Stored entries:
——
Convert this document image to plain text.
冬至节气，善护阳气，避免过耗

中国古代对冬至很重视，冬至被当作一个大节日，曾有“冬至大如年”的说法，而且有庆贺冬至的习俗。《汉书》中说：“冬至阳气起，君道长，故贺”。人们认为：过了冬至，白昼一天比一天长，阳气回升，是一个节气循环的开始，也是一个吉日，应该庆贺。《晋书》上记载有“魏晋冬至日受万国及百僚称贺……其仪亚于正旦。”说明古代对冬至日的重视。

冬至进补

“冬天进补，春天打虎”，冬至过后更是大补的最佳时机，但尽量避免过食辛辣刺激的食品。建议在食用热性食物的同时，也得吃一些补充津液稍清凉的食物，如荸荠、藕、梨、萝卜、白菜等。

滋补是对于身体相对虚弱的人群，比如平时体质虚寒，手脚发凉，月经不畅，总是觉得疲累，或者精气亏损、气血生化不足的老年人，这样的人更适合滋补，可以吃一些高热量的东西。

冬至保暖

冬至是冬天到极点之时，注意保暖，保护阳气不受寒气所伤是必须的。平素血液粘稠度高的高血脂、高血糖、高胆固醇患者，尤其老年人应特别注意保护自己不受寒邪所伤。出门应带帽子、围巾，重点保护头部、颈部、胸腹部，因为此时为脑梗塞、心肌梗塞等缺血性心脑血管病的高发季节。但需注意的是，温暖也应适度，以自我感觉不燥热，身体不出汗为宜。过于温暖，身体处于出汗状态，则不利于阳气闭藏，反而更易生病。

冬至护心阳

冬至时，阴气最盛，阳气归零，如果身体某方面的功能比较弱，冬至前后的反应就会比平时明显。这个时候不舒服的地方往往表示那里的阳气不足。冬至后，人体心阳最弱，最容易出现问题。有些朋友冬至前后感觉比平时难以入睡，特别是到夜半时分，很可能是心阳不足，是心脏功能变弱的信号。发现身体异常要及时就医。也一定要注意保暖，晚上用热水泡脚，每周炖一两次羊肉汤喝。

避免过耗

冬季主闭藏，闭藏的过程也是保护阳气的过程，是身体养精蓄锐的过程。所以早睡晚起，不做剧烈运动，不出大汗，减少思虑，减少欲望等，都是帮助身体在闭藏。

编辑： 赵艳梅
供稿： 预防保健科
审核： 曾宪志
——
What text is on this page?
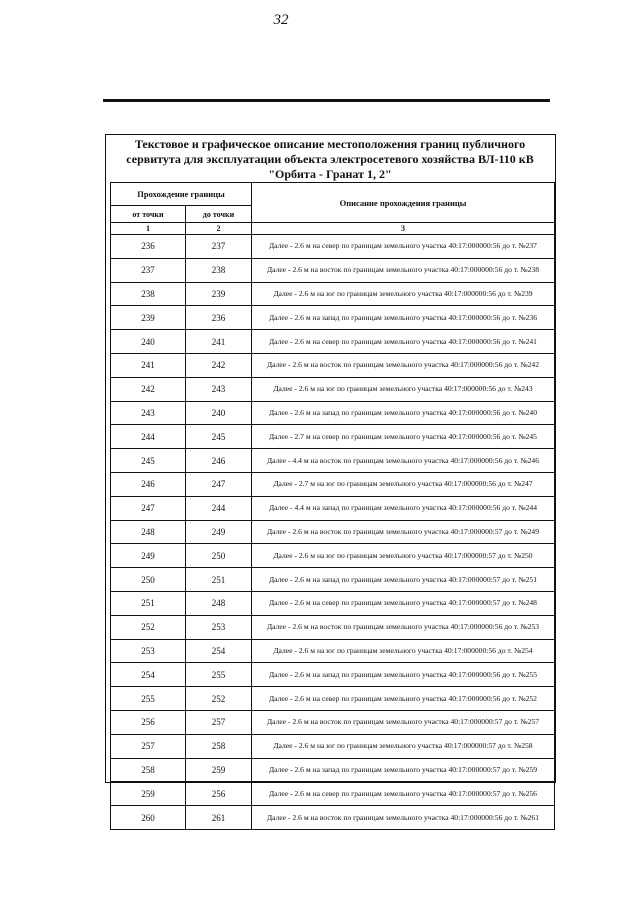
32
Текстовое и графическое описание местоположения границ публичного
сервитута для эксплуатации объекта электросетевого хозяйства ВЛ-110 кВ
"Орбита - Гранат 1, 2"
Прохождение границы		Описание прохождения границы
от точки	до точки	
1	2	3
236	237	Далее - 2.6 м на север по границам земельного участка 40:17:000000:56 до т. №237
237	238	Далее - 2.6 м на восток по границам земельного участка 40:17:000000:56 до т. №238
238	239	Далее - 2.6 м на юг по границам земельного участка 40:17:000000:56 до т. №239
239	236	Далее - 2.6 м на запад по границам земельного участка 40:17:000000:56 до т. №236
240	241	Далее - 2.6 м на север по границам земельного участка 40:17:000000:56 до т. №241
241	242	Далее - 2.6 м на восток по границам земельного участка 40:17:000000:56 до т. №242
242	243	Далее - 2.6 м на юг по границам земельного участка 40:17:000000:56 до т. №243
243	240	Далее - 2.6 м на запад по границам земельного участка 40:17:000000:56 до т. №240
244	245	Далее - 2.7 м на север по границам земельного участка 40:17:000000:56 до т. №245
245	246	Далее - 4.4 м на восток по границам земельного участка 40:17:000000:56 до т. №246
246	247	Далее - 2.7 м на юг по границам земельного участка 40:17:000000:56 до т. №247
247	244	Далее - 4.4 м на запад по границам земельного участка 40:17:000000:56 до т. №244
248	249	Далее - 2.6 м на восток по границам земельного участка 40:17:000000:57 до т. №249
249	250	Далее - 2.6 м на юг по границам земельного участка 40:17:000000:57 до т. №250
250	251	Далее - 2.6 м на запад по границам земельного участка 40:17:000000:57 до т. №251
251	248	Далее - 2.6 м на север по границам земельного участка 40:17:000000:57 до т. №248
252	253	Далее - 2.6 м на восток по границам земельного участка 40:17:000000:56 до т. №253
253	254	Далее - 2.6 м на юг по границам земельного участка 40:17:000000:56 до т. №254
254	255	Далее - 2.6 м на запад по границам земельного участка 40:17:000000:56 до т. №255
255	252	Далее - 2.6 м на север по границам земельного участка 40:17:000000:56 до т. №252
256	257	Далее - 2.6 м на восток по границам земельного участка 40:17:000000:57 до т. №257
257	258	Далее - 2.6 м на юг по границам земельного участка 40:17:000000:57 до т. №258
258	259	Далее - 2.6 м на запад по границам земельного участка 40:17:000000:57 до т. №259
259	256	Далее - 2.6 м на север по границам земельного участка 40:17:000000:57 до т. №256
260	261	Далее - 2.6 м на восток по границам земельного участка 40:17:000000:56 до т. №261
——
Goal: From the entries, report each line that includes the word "восток".

Correct output:
237	238	Далее - 2.6 м на восток по границам земельного участка 40:17:000000:56 до т. №238
241	242	Далее - 2.6 м на восток по границам земельного участка 40:17:000000:56 до т. №242
245	246	Далее - 4.4 м на восток по границам земельного участка 40:17:000000:56 до т. №246
248	249	Далее - 2.6 м на восток по границам земельного участка 40:17:000000:57 до т. №249
252	253	Далее - 2.6 м на восток по границам земельного участка 40:17:000000:56 до т. №253
256	257	Далее - 2.6 м на восток по границам земельного участка 40:17:000000:57 до т. №257
260	261	Далее - 2.6 м на восток по границам земельного участка 40:17:000000:56 до т. №261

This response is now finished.